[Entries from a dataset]
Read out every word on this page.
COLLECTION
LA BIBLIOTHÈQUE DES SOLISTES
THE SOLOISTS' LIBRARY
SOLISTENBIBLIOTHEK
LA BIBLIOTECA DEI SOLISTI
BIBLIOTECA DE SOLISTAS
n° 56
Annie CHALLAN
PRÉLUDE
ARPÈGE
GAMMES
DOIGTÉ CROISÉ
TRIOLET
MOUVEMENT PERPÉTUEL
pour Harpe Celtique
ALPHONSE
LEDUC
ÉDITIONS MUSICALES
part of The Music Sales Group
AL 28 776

_AIM_
Copy each line in the data that holds the word "BIBLIOTECA".

_TASK RESULT_
LA BIBLIOTECA DEI SOLISTI
BIBLIOTECA DE SOLISTAS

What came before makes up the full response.